Whether an entry is long or short, retype it exactly.
[[ Data open ]]
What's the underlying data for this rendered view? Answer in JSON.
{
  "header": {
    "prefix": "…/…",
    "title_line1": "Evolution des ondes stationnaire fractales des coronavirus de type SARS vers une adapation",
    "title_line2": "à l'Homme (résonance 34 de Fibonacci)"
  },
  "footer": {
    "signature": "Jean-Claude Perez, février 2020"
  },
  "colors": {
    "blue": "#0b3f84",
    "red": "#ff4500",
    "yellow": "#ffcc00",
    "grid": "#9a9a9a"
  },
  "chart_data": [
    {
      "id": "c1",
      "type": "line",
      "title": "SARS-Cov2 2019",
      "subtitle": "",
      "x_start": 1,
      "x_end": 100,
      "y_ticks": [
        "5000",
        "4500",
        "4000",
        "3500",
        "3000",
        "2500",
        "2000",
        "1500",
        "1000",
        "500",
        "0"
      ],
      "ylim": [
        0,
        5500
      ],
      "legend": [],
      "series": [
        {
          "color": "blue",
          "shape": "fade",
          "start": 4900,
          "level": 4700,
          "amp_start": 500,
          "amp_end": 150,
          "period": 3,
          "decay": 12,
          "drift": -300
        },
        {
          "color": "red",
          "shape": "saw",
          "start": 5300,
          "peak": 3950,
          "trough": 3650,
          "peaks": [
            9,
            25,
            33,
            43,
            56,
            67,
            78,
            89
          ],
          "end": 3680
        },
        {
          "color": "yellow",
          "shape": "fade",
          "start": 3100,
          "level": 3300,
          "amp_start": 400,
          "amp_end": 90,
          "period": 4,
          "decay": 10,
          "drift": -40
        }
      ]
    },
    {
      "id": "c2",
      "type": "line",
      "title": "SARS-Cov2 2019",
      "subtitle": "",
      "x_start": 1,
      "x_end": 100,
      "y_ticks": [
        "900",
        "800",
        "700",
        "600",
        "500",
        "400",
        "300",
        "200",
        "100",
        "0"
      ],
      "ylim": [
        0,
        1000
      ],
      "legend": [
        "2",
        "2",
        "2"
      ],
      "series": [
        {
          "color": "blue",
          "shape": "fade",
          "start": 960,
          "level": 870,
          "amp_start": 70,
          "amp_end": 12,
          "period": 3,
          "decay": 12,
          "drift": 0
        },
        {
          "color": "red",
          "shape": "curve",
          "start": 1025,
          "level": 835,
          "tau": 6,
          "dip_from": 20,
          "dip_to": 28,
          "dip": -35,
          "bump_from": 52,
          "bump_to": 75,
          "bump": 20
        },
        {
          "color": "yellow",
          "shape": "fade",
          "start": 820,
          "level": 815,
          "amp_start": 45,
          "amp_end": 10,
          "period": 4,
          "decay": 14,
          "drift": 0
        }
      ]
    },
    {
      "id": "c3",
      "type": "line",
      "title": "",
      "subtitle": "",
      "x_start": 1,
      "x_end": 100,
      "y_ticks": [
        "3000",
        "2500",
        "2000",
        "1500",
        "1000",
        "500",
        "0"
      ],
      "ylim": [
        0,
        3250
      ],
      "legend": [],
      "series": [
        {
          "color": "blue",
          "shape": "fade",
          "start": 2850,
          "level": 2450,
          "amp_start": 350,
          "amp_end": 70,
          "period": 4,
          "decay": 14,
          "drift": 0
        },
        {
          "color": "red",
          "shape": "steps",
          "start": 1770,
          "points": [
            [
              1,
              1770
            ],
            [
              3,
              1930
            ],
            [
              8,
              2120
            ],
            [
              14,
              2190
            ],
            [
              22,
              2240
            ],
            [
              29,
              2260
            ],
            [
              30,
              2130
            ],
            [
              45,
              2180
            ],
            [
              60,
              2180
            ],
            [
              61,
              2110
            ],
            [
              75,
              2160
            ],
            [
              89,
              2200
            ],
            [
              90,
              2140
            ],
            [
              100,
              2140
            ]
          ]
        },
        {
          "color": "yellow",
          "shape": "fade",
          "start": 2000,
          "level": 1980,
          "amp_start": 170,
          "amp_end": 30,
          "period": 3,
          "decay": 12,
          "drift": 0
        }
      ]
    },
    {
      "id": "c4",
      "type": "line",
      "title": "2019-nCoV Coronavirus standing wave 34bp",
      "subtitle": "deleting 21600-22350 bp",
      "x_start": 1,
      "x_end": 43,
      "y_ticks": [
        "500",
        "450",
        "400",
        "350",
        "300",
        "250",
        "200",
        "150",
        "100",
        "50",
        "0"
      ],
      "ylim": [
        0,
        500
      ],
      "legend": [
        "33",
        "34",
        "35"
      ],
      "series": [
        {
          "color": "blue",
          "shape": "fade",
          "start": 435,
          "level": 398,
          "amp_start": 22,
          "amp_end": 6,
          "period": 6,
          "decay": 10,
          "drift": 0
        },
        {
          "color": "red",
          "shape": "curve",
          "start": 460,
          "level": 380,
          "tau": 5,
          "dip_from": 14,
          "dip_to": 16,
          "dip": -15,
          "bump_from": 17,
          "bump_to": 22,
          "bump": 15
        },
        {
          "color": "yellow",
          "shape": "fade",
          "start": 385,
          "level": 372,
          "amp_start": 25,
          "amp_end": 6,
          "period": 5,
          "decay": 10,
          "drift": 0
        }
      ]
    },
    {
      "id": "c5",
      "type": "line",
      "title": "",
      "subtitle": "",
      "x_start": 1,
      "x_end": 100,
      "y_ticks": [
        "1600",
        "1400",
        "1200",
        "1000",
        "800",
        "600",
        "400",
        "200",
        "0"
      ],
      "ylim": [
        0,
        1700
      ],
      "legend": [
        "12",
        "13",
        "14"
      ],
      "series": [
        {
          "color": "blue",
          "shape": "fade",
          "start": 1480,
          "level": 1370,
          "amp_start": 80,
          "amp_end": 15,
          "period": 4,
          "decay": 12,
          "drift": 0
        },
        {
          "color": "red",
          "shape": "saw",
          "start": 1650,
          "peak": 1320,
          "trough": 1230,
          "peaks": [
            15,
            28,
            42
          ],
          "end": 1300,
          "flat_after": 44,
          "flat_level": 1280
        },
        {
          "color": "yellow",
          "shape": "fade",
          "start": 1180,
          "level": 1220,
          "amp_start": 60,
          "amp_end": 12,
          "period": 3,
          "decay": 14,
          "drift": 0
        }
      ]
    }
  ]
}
[[ Data closed ]]
**Response to the exercise**
What's the underlying data for this rendered view? Answer in JSON.
{
  "header": {
    "prefix": "…/…",
    "title_line1": "Evolution des ondes stationnaire fractales des coronavirus de type SARS vers une adapation",
    "title_line2": "à l'Homme (résonance 34 de Fibonacci)"
  },
  "footer": {
    "signature": "Jean-Claude Perez, février 2020"
  },
  "colors": {
    "blue": "#0b3f84",
    "red": "#ff4500",
    "yellow": "#ffcc00",
    "grid": "#9a9a9a"
  },
  "chart_data": [
    {
      "id": "c1",
      "type": "line",
      "title": "SARS-Cov2 2019",
      "subtitle": "",
      "x_start": 1,
      "x_end": 100,
      "y_ticks": [
        "5000",
        "4500",
        "4000",
        "3500",
        "3000",
        "2500",
        "2000",
        "1500",
        "1000",
        "500",
        "0"
      ],
      "ylim": [
        0,
        5500
      ],
      "legend": [],
      "series": [
        {
          "color": "blue",
          "shape": "fade",
          "start": 4900,
          "level": 4700,
          "amp_start": 500,
          "amp_end": 150,
          "period": 3,
          "decay": 12,
          "drift": -300
        },
        {
          "color": "red",
          "shape": "saw",
          "start": 5300,
          "peak": 3950,
          "trough": 3650,
          "peaks": [
            9,
            25,
            33,
            43,
            56,
            67,
            78,
            89
          ],
          "end": 3680
        },
        {
          "color": "yellow",
          "shape": "fade",
          "start": 3100,
          "level": 3300,
          "amp_start": 400,
          "amp_end": 90,
          "period": 4,
          "decay": 10,
          "drift": -40
        }
      ]
    },
    {
      "id": "c2",
      "type": "line",
      "title": "SARS-Cov2 2019",
      "subtitle": "",
      "x_start": 1,
      "x_end": 100,
      "y_ticks": [
        "900",
        "800",
        "700",
        "600",
        "500",
        "400",
        "300",
        "200",
        "100",
        "0"
      ],
      "ylim": [
        0,
        1000
      ],
      "legend": [
        "2",
        "2",
        "2"
      ],
      "series": [
        {
          "color": "blue",
          "shape": "fade",
          "start": 960,
          "level": 870,
          "amp_start": 70,
          "amp_end": 12,
          "period": 3,
          "decay": 12,
          "drift": 0
        },
        {
          "color": "red",
          "shape": "curve",
          "start": 1025,
          "level": 835,
          "tau": 6,
          "dip_from": 20,
          "dip_to": 28,
          "dip": -35,
          "bump_from": 52,
          "bump_to": 75,
          "bump": 20
        },
        {
          "color": "yellow",
          "shape": "fade",
          "start": 820,
          "level": 815,
          "amp_start": 45,
          "amp_end": 10,
          "period": 4,
          "decay": 14,
          "drift": 0
        }
      ]
    },
    {
      "id": "c3",
      "type": "line",
      "title": "",
      "subtitle": "",
      "x_start": 1,
      "x_end": 100,
      "y_ticks": [
        "3000",
        "2500",
        "2000",
        "1500",
        "1000",
        "500",
        "0"
      ],
      "ylim": [
        0,
        3250
      ],
      "legend": [],
      "series": [
        {
          "color": "blue",
          "shape": "fade",
          "start": 2850,
          "level": 2450,
          "amp_start": 350,
          "amp_end": 70,
          "period": 4,
          "decay": 14,
          "drift": 0
        },
        {
          "color": "red",
          "shape": "steps",
          "start": 1770,
          "points": [
            [
              1,
              1770
            ],
            [
              3,
              1930
            ],
            [
              8,
              2120
            ],
            [
              14,
              2190
            ],
            [
              22,
              2240
            ],
            [
              29,
              2260
            ],
            [
              30,
              2130
            ],
            [
              45,
              2180
            ],
            [
              60,
              2180
            ],
            [
              61,
              2110
            ],
            [
              75,
              2160
            ],
            [
              89,
              2200
            ],
            [
              90,
              2140
            ],
            [
              100,
              2140
            ]
          ]
        },
        {
          "color": "yellow",
          "shape": "fade",
          "start": 2000,
          "level": 1980,
          "amp_start": 170,
          "amp_end": 30,
          "period": 3,
          "decay": 12,
          "drift": 0
        }
      ]
    },
    {
      "id": "c4",
      "type": "line",
      "title": "2019-nCoV Coronavirus standing wave 34bp",
      "subtitle": "deleting 21600-22350 bp",
      "x_start": 1,
      "x_end": 43,
      "y_ticks": [
        "500",
        "450",
        "400",
        "350",
        "300",
        "250",
        "200",
        "150",
        "100",
        "50",
        "0"
      ],
      "ylim": [
        0,
        500
      ],
      "legend": [
        "33",
        "34",
        "35"
      ],
      "series": [
        {
          "color": "blue",
          "shape": "fade",
          "start": 435,
          "level": 398,
          "amp_start": 22,
          "amp_end": 6,
          "period": 6,
          "decay": 10,
          "drift": 0
        },
        {
          "color": "red",
          "shape": "curve",
          "start": 460,
          "level": 380,
          "tau": 5,
          "dip_from": 14,
          "dip_to": 16,
          "dip": -15,
          "bump_from": 17,
          "bump_to": 22,
          "bump": 15
        },
        {
          "color": "yellow",
          "shape": "fade",
          "start": 385,
          "level": 372,
          "amp_start": 25,
          "amp_end": 6,
          "period": 5,
          "decay": 10,
          "drift": 0
        }
      ]
    },
    {
      "id": "c5",
      "type": "line",
      "title": "",
      "subtitle": "",
      "x_start": 1,
      "x_end": 100,
      "y_ticks": [
        "1600",
        "1400",
        "1200",
        "1000",
        "800",
        "600",
        "400",
        "200",
        "0"
      ],
      "ylim": [
        0,
        1700
      ],
      "legend": [
        "12",
        "13",
        "14"
      ],
      "series": [
        {
          "color": "blue",
          "shape": "fade",
          "start": 1480,
          "level": 1370,
          "amp_start": 80,
          "amp_end": 15,
          "period": 4,
          "decay": 12,
          "drift": 0
        },
        {
          "color": "red",
          "shape": "saw",
          "start": 1650,
          "peak": 1320,
          "trough": 1230,
          "peaks": [
            15,
            28,
            42
          ],
          "end": 1300,
          "flat_after": 44,
          "flat_level": 1280
        },
        {
          "color": "yellow",
          "shape": "fade",
          "start": 1180,
          "level": 1220,
          "amp_start": 60,
          "amp_end": 12,
          "period": 3,
          "decay": 14,
          "drift": 0
        }
      ]
    }
  ]
}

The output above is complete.